To do: Please write the listing below out again exactly, leaving every picture behind.
------ Available records ------
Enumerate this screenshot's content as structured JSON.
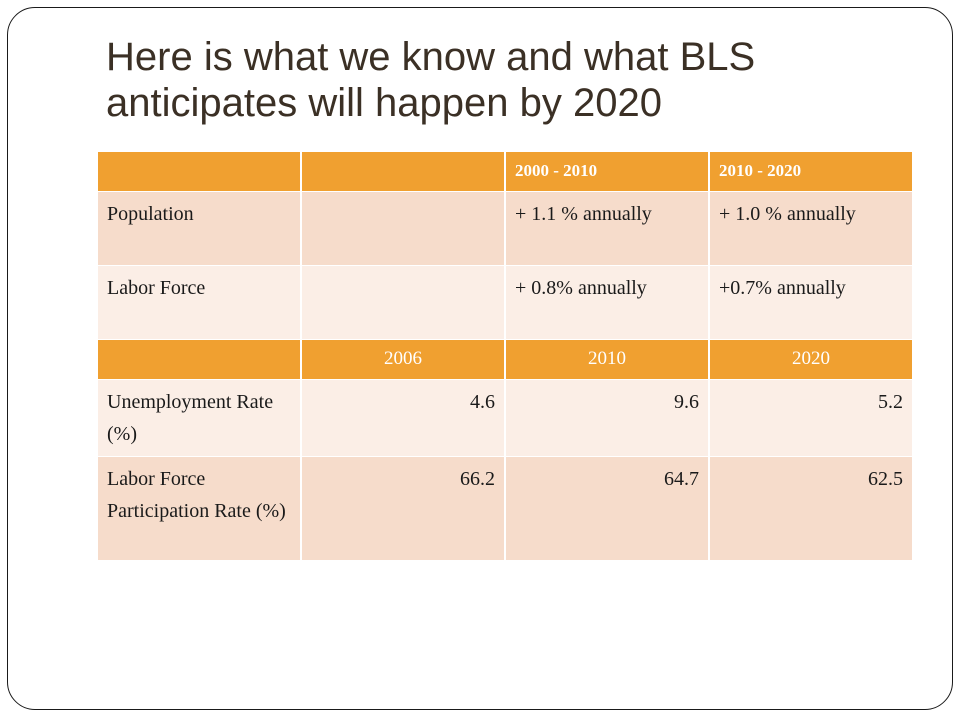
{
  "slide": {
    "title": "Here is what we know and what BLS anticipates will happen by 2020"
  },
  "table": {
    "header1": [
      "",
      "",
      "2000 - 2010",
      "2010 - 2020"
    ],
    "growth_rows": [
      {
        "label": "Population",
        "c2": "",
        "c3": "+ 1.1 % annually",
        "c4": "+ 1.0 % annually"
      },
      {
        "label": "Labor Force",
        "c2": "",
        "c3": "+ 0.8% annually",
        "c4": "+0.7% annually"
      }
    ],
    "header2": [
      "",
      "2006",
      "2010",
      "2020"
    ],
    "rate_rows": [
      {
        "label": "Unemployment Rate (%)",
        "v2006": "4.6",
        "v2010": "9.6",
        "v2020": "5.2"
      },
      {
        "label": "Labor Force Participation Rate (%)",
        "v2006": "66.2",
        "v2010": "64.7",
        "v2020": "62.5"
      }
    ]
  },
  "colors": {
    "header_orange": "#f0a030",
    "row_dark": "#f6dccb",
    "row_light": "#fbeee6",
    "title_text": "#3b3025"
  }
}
------
Task result:
Enumerate this screenshot's content as structured JSON.
{
  "slide": {
    "title": "Here is what we know and what BLS anticipates will happen by 2020"
  },
  "table": {
    "header1": [
      "",
      "",
      "2000 - 2010",
      "2010 - 2020"
    ],
    "growth_rows": [
      {
        "label": "Population",
        "c2": "",
        "c3": "+ 1.1 % annually",
        "c4": "+ 1.0 % annually"
      },
      {
        "label": "Labor Force",
        "c2": "",
        "c3": "+ 0.8% annually",
        "c4": "+0.7% annually"
      }
    ],
    "header2": [
      "",
      "2006",
      "2010",
      "2020"
    ],
    "rate_rows": [
      {
        "label": "Unemployment Rate (%)",
        "v2006": "4.6",
        "v2010": "9.6",
        "v2020": "5.2"
      },
      {
        "label": "Labor Force Participation Rate (%)",
        "v2006": "66.2",
        "v2010": "64.7",
        "v2020": "62.5"
      }
    ]
  },
  "colors": {
    "header_orange": "#f0a030",
    "row_dark": "#f6dccb",
    "row_light": "#fbeee6",
    "title_text": "#3b3025"
  }
}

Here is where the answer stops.